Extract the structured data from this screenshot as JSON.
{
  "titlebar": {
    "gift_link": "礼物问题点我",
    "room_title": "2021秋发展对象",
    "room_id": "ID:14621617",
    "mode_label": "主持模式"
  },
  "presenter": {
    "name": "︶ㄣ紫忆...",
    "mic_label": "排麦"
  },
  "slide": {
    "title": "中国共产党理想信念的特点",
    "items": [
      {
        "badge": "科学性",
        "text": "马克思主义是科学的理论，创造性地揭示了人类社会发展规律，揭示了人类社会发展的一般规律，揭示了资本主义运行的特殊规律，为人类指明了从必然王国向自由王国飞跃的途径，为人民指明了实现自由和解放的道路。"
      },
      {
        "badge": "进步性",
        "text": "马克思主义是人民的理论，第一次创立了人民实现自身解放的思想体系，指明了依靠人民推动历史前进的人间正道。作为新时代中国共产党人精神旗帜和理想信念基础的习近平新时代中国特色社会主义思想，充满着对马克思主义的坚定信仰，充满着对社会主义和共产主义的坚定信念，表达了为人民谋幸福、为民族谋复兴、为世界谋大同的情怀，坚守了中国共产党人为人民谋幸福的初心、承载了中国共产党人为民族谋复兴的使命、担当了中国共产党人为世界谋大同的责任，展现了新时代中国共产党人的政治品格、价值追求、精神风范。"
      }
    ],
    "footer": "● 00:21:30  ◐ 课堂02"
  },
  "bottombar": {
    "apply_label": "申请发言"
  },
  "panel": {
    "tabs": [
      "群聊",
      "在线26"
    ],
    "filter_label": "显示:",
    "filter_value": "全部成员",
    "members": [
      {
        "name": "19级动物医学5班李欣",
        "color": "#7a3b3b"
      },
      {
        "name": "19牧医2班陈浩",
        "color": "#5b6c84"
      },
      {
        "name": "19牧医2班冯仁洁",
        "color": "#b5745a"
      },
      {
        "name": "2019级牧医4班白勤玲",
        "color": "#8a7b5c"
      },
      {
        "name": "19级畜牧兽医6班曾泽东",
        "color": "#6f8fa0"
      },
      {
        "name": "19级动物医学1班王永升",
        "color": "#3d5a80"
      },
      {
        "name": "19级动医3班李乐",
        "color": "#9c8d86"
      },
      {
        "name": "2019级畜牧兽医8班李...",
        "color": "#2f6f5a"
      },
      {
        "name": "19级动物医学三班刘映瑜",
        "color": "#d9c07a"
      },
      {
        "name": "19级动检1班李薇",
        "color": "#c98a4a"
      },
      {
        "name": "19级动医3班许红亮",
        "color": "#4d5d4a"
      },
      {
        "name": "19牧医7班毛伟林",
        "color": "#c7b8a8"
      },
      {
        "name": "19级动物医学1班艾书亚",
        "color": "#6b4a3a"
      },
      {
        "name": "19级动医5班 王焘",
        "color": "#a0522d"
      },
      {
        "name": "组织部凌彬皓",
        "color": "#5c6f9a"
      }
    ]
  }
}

**Aim of the task**
Output the records verbatim, from the first line to the last.

**Exercise output**
Extract the structured data from this screenshot as JSON.
{
  "titlebar": {
    "gift_link": "礼物问题点我",
    "room_title": "2021秋发展对象",
    "room_id": "ID:14621617",
    "mode_label": "主持模式"
  },
  "presenter": {
    "name": "︶ㄣ紫忆...",
    "mic_label": "排麦"
  },
  "slide": {
    "title": "中国共产党理想信念的特点",
    "items": [
      {
        "badge": "科学性",
        "text": "马克思主义是科学的理论，创造性地揭示了人类社会发展规律，揭示了人类社会发展的一般规律，揭示了资本主义运行的特殊规律，为人类指明了从必然王国向自由王国飞跃的途径，为人民指明了实现自由和解放的道路。"
      },
      {
        "badge": "进步性",
        "text": "马克思主义是人民的理论，第一次创立了人民实现自身解放的思想体系，指明了依靠人民推动历史前进的人间正道。作为新时代中国共产党人精神旗帜和理想信念基础的习近平新时代中国特色社会主义思想，充满着对马克思主义的坚定信仰，充满着对社会主义和共产主义的坚定信念，表达了为人民谋幸福、为民族谋复兴、为世界谋大同的情怀，坚守了中国共产党人为人民谋幸福的初心、承载了中国共产党人为民族谋复兴的使命、担当了中国共产党人为世界谋大同的责任，展现了新时代中国共产党人的政治品格、价值追求、精神风范。"
      }
    ],
    "footer": "● 00:21:30  ◐ 课堂02"
  },
  "bottombar": {
    "apply_label": "申请发言"
  },
  "panel": {
    "tabs": [
      "群聊",
      "在线26"
    ],
    "filter_label": "显示:",
    "filter_value": "全部成员",
    "members": [
      {
        "name": "19级动物医学5班李欣",
        "color": "#7a3b3b"
      },
      {
        "name": "19牧医2班陈浩",
        "color": "#5b6c84"
      },
      {
        "name": "19牧医2班冯仁洁",
        "color": "#b5745a"
      },
      {
        "name": "2019级牧医4班白勤玲",
        "color": "#8a7b5c"
      },
      {
        "name": "19级畜牧兽医6班曾泽东",
        "color": "#6f8fa0"
      },
      {
        "name": "19级动物医学1班王永升",
        "color": "#3d5a80"
      },
      {
        "name": "19级动医3班李乐",
        "color": "#9c8d86"
      },
      {
        "name": "2019级畜牧兽医8班李...",
        "color": "#2f6f5a"
      },
      {
        "name": "19级动物医学三班刘映瑜",
        "color": "#d9c07a"
      },
      {
        "name": "19级动检1班李薇",
        "color": "#c98a4a"
      },
      {
        "name": "19级动医3班许红亮",
        "color": "#4d5d4a"
      },
      {
        "name": "19牧医7班毛伟林",
        "color": "#c7b8a8"
      },
      {
        "name": "19级动物医学1班艾书亚",
        "color": "#6b4a3a"
      },
      {
        "name": "19级动医5班 王焘",
        "color": "#a0522d"
      },
      {
        "name": "组织部凌彬皓",
        "color": "#5c6f9a"
      }
    ]
  }
}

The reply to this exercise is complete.